**DIRECTIVES**
1. Print everything in the NachoRoot thread from "## mattstakilla (Nov" down to "vipermod doesn't work.", word for word.
2. List every distinct username that posts in the NachoRoot thread.
3. Extend the NachoRoot thread past its final line.

**PAGE EXTRACT**

· · ·

# NachoRoot works on TF 101 Firmware 8.6.5.21



## pauljohnson75 (Jun 8, 2011)

Just tried Jcase's Nachoroot on my original Transformer 101 Firmware 8.6.5.21 and it worked here is link to his posts
http://rootzwiki.com...s-jan-3rd-2011/


----------



## Dewguzzler (Jun 6, 2011)

^^ nice to know after i found how to downgrade and then use razorclaw


----------



## pauljohnson75 (Jun 8, 2011)

Yeah that's what I was going to do too but I decided to try this first and got lucky.


----------



## mattstakilla (Nov 18, 2011)

We should be able to use the viperMOD tool also, no? Please correct me if I'm wrong. Just got my asus transformer today. Will do update tomorrow and try this if vipermod doesn't work.


----------



## pauljohnson75 (Jun 8, 2011)

Not sure I have never tried it


----------



## Dewguzzler (Jun 6, 2011)

· · ·

[Dataset excerpt]
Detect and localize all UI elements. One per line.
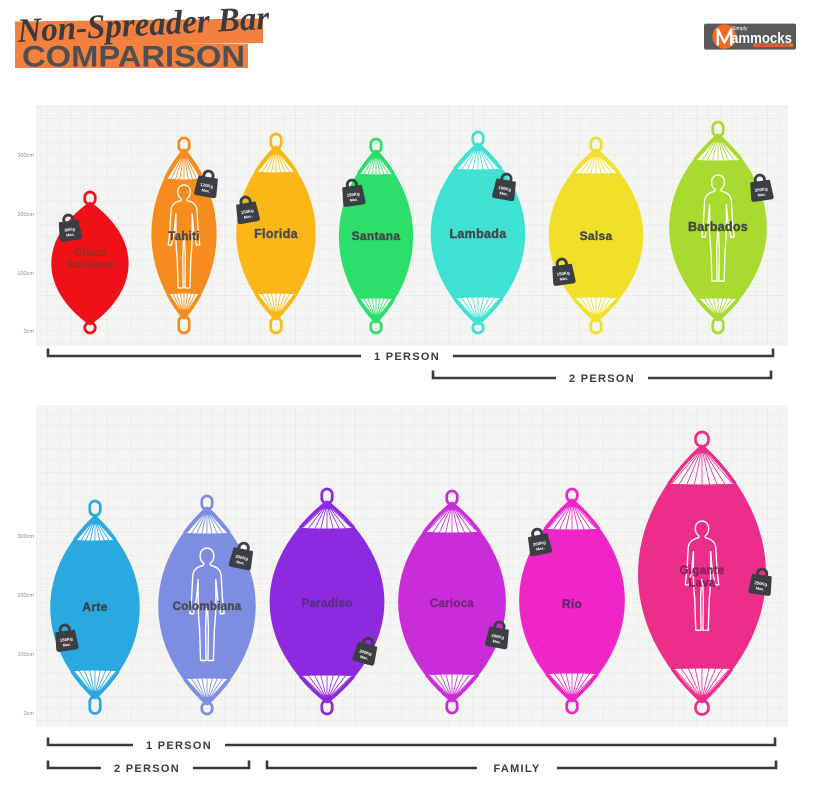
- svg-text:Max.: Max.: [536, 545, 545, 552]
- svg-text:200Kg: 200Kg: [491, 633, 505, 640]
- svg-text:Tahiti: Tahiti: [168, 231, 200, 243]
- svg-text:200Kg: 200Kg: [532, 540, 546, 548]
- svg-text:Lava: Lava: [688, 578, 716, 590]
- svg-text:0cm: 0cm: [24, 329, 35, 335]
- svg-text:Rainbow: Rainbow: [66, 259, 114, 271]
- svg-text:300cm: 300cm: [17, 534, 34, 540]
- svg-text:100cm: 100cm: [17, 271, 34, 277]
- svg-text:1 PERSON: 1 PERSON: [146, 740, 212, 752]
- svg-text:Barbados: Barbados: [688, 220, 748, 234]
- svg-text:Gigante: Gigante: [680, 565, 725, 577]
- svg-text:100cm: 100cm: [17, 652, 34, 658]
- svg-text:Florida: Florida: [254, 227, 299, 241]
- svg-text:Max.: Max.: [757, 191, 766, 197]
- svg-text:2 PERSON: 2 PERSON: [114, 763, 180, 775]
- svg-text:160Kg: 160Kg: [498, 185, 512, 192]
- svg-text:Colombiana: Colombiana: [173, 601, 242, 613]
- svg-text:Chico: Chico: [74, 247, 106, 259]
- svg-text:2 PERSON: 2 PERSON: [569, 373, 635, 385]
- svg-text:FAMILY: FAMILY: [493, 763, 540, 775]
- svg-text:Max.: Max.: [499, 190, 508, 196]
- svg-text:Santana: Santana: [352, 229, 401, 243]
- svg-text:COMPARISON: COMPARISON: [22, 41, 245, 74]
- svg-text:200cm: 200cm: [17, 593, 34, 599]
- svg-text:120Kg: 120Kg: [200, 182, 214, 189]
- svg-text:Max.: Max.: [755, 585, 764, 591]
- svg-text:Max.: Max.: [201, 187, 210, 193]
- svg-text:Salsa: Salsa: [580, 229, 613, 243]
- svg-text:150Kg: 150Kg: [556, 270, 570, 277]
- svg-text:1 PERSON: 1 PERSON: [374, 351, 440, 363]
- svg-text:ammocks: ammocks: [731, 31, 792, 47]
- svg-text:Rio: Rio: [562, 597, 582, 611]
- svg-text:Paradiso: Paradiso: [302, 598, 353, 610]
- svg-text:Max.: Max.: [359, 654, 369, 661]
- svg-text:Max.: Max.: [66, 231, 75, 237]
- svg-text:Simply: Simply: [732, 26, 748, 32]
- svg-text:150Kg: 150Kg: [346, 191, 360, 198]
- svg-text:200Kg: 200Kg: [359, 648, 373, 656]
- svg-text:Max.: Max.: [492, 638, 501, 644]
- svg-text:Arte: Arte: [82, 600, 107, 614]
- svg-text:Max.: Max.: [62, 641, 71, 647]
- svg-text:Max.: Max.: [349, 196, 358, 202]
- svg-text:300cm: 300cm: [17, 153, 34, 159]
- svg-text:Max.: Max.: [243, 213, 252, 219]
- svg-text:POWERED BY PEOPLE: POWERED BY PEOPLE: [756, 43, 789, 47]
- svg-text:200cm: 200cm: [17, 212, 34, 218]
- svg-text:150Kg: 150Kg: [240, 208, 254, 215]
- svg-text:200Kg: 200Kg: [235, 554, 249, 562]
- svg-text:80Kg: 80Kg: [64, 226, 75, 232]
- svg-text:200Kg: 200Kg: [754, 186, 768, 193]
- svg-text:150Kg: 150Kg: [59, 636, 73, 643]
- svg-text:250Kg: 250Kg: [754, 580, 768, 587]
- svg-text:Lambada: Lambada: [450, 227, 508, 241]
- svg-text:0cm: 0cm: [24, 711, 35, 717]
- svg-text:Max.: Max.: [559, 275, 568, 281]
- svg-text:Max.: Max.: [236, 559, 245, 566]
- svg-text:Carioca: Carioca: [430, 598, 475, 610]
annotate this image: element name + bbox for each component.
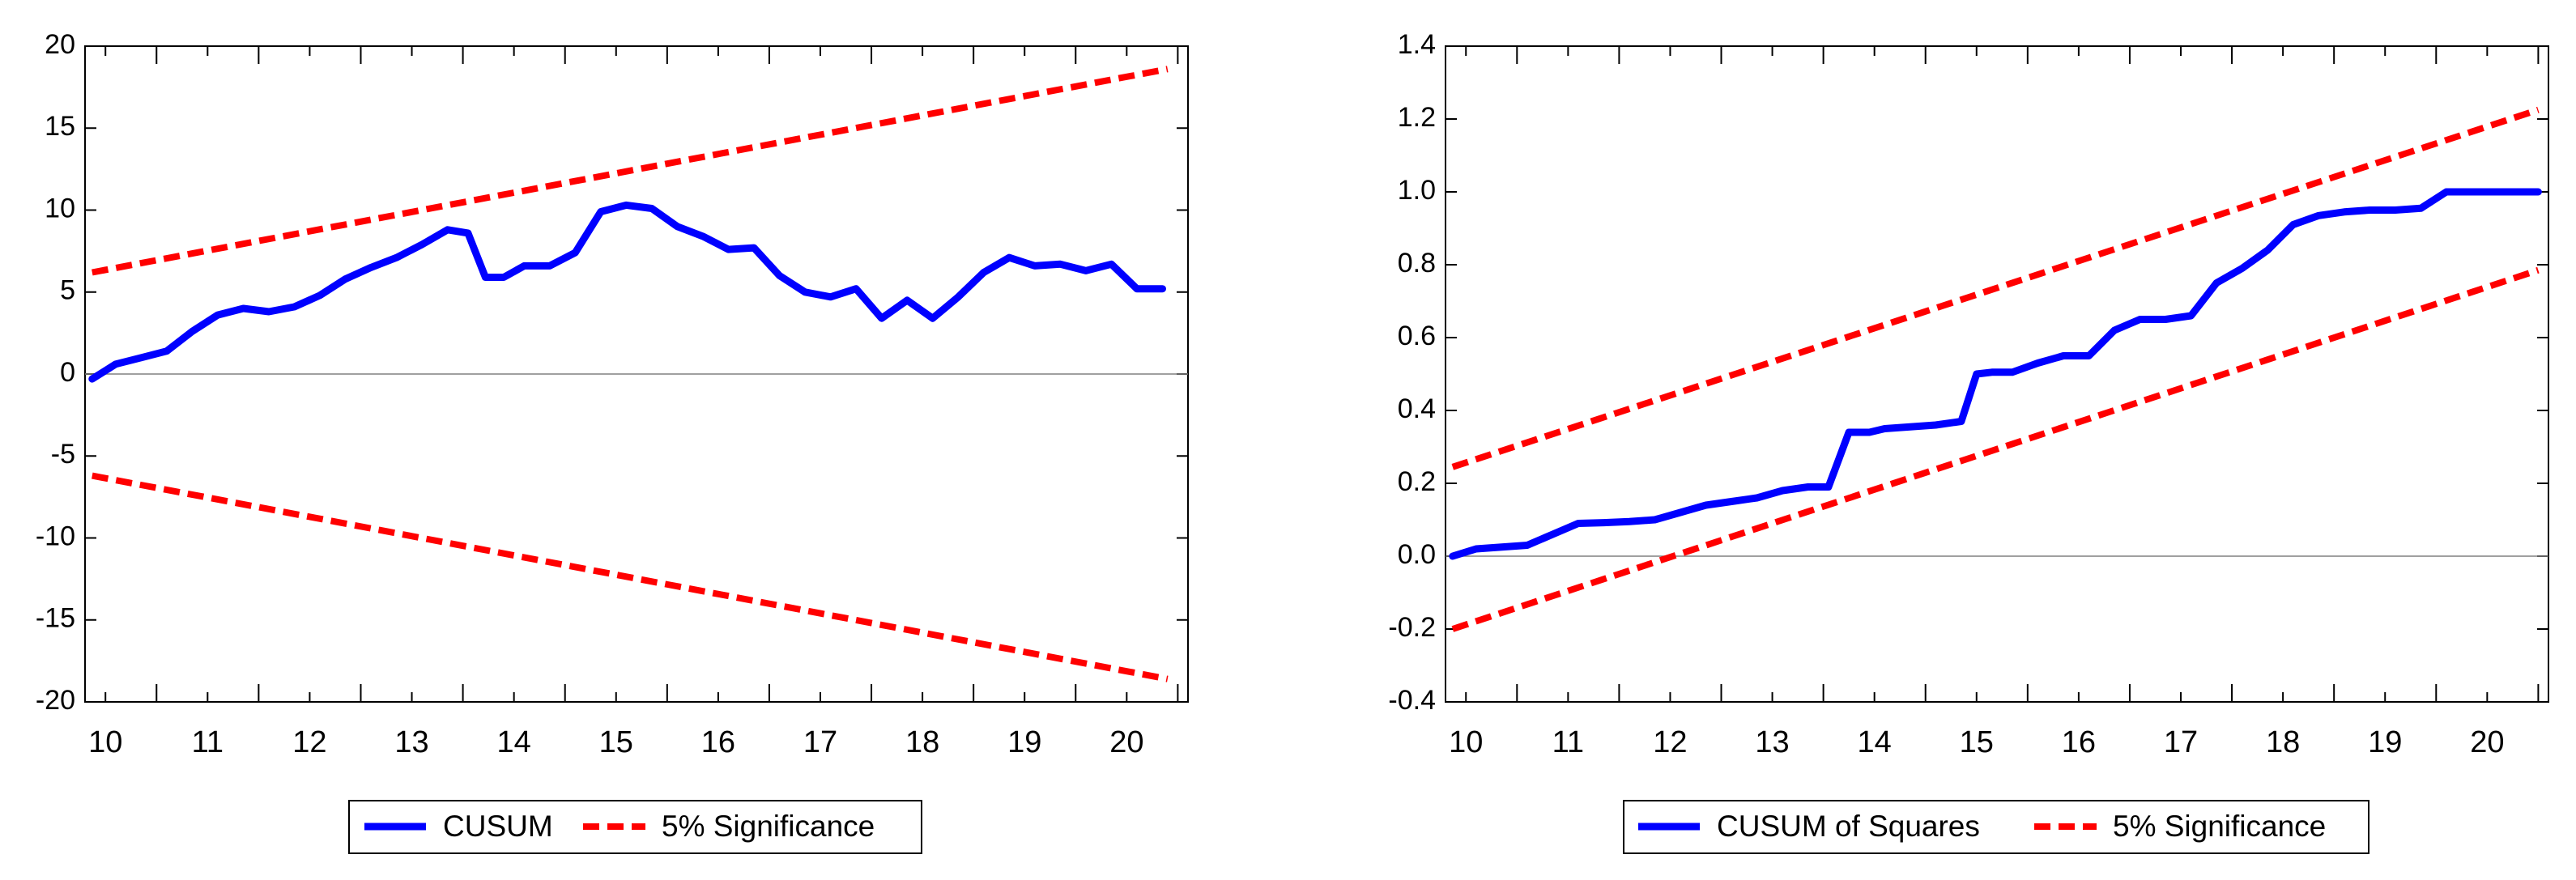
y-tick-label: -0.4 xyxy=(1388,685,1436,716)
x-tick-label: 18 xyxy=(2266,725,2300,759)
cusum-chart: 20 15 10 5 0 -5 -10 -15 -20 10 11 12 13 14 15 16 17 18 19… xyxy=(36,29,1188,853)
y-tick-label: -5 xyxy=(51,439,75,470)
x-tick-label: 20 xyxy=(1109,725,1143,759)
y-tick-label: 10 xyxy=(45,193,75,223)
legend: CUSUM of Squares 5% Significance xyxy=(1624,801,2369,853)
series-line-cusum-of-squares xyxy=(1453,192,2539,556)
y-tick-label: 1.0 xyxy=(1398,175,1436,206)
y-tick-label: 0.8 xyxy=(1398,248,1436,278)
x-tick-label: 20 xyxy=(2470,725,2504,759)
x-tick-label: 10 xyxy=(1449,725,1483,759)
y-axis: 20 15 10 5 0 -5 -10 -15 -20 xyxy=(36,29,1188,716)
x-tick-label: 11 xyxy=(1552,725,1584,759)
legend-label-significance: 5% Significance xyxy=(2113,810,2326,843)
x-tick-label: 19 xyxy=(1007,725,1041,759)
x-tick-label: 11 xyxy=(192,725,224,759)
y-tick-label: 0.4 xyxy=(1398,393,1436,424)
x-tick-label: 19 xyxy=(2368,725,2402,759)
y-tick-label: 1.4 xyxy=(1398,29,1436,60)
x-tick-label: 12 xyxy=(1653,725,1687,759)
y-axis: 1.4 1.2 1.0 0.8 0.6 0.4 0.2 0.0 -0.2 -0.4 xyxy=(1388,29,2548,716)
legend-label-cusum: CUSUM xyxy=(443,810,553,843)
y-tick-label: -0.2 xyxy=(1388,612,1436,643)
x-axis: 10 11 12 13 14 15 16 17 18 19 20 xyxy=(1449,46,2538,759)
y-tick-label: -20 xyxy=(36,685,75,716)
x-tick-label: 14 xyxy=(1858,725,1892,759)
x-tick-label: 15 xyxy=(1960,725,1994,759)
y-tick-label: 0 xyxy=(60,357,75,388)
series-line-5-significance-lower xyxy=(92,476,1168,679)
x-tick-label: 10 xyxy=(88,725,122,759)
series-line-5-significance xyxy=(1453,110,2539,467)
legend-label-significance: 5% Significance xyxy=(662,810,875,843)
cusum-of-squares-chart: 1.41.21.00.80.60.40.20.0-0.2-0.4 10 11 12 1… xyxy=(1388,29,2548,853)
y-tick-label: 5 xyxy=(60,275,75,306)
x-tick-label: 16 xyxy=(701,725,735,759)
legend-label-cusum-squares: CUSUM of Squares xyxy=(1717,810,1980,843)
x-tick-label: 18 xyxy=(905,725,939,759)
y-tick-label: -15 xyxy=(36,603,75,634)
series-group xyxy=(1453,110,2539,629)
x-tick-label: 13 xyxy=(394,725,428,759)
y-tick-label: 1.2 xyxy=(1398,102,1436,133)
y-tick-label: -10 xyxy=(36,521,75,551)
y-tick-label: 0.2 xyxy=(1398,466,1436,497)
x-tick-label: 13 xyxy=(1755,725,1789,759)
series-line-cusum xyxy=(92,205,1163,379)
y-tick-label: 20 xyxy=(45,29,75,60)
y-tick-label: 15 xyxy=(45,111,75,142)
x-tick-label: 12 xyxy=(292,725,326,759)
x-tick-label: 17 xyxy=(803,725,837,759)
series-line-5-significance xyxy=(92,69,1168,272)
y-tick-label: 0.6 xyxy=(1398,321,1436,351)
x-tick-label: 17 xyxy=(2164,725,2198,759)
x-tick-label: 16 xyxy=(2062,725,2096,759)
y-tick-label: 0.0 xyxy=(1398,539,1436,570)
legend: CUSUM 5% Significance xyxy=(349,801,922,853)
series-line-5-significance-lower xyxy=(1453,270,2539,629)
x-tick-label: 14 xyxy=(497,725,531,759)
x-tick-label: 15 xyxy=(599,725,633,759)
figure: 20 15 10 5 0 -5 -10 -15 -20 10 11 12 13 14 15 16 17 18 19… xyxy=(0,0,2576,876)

· · ·

**RESPONSES**
1.
## mattstakilla (Nov 18, 2011)

We should be able to use the viperMOD tool also, no? Please correct me if I'm wrong. Just got my asus transformer today. Will do update tomorrow and try this if vipermod doesn't work.

2. pauljohnson75, Dewguzzler, mattstakilla

3.
im not sure about vipermod either, ive got revolver rom and revolver parts on mine, im really surprised that rootz doesnt have much for our transformer, sadly i had to find all the stuff on xda lol theres actually 4 or 5 roms over there


----------



## baseballfanz (Oct 21, 2011)

mattstakilla said:


> We should be able to use the viperMOD tool also, no? Please correct me if I'm wrong. Just got my asus transformer today. Will do update tomorrow and try this if vipermod doesn't work.


I've seen some peoples say ViperMOD work for the Transformer.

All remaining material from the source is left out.